=== Exercise description ===
Give the number of lines below that contain "score", with no other output.

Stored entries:
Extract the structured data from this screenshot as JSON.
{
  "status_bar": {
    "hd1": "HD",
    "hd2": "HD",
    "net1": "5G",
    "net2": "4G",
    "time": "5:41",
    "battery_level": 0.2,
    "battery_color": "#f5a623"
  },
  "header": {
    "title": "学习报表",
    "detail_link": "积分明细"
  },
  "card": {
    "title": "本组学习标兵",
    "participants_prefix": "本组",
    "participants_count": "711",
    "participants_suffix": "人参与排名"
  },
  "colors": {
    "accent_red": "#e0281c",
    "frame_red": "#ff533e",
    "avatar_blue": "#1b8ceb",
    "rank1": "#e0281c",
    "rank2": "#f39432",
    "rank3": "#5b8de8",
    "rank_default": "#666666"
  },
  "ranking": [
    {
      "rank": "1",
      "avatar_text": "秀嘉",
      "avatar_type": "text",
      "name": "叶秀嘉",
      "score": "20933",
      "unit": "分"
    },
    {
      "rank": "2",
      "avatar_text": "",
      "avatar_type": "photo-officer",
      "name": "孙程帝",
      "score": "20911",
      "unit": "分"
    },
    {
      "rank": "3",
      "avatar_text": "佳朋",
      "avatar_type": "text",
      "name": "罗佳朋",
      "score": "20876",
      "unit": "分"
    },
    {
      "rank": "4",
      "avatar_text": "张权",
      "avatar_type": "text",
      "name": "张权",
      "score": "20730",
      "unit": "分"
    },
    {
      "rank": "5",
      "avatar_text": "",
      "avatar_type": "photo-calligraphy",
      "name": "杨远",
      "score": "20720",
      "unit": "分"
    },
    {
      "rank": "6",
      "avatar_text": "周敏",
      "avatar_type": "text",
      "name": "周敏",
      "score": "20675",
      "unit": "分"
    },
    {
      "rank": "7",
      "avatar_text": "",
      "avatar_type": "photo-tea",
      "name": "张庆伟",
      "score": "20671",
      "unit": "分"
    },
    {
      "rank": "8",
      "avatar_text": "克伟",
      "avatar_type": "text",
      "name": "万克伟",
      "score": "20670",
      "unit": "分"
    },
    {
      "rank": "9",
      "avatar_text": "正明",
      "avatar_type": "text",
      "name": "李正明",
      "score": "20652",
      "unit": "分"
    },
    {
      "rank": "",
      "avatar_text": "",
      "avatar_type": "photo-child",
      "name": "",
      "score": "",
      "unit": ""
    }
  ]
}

=== Exercise result ===
10